Exercise prompt:
Show all lines from the data that include the word "screenshot".
++++ Working data
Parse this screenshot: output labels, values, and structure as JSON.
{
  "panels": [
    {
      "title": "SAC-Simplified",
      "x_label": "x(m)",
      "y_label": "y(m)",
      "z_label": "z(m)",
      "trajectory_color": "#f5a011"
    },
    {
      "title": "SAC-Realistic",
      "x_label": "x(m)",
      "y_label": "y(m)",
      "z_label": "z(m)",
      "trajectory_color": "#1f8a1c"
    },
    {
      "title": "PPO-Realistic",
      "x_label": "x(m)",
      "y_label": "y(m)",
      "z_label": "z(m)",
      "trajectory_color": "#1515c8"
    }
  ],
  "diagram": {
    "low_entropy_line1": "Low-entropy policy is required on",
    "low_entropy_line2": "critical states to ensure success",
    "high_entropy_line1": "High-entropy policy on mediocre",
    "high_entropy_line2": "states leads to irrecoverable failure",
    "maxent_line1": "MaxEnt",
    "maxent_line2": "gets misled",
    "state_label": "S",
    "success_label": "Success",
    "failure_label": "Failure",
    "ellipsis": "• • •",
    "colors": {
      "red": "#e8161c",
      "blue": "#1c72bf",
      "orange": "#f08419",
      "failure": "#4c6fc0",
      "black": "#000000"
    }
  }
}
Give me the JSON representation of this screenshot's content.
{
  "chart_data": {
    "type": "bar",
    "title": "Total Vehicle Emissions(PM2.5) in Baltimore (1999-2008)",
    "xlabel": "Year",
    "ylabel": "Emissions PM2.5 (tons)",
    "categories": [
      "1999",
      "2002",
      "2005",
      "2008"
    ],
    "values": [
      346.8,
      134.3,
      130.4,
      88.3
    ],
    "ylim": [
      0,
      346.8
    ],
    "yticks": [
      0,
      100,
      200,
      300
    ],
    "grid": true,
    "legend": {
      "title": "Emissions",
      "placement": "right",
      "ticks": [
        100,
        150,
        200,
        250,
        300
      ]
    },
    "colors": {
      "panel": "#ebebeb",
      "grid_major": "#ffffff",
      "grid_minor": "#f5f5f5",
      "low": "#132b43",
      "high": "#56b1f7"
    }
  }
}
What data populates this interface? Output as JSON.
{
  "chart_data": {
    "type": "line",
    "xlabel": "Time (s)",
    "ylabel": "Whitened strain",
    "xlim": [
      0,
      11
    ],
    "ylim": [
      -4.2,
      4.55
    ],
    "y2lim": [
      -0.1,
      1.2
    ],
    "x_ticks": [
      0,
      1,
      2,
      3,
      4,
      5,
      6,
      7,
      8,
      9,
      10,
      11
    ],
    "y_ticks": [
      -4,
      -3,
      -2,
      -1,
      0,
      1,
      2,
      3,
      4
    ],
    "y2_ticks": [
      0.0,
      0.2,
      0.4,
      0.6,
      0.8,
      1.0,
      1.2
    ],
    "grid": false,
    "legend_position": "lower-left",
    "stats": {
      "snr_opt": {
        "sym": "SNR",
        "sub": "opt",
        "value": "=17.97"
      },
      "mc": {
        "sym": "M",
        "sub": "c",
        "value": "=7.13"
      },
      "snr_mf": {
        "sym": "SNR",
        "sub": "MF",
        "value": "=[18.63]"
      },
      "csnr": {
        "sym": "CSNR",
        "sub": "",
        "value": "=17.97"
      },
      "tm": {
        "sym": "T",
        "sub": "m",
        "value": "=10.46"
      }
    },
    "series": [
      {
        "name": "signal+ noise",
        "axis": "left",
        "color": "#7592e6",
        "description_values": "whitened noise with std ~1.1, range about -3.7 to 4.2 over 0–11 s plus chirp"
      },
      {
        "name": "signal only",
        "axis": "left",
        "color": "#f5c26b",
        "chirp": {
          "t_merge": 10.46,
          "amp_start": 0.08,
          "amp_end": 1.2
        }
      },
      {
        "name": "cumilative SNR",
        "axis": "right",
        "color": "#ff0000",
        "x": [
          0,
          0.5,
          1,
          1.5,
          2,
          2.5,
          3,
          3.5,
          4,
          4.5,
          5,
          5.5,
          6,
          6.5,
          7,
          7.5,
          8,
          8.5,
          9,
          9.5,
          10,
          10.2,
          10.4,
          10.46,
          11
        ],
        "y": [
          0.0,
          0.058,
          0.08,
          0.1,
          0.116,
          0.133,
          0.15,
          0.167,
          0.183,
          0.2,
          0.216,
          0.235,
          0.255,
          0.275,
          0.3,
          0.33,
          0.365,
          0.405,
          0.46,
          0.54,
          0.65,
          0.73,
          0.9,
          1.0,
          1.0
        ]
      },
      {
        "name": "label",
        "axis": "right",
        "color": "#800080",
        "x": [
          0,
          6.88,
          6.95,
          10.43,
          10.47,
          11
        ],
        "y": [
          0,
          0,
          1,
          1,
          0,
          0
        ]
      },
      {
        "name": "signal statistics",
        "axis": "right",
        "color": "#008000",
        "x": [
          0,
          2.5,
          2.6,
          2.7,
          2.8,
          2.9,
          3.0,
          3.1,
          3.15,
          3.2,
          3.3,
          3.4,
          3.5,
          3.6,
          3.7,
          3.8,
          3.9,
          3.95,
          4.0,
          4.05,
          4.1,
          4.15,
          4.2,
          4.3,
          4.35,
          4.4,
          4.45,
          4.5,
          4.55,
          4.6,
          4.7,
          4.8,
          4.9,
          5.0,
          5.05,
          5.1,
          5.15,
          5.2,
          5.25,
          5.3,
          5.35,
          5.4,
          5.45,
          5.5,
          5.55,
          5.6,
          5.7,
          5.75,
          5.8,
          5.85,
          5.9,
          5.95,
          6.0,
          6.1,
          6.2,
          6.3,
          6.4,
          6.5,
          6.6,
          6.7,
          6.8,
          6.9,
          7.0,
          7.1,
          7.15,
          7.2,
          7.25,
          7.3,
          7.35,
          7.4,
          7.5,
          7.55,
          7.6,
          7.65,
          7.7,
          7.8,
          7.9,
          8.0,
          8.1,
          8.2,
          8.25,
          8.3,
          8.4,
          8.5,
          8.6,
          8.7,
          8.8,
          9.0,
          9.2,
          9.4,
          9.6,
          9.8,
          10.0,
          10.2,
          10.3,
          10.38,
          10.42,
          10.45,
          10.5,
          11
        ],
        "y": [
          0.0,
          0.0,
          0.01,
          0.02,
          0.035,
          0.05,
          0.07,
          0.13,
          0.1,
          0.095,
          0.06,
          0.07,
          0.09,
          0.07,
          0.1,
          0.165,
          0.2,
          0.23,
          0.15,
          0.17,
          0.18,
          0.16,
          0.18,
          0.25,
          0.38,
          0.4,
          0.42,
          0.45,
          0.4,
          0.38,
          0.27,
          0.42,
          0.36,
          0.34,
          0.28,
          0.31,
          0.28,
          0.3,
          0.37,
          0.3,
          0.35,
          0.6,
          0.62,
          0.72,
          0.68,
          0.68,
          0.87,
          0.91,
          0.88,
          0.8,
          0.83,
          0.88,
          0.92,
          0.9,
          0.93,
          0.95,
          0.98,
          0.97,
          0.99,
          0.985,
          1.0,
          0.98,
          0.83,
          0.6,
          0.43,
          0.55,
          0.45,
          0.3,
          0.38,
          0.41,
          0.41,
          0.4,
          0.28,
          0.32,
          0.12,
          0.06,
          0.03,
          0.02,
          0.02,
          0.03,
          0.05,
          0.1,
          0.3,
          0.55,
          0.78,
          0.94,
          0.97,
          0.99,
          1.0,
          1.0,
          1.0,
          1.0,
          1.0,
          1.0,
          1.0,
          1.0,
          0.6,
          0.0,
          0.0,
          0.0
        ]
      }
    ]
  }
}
++++++++
Answer to the problem:
Parse this screenshot: output labels, values, and structure as JSON.
Give me the JSON representation of this screenshot's content.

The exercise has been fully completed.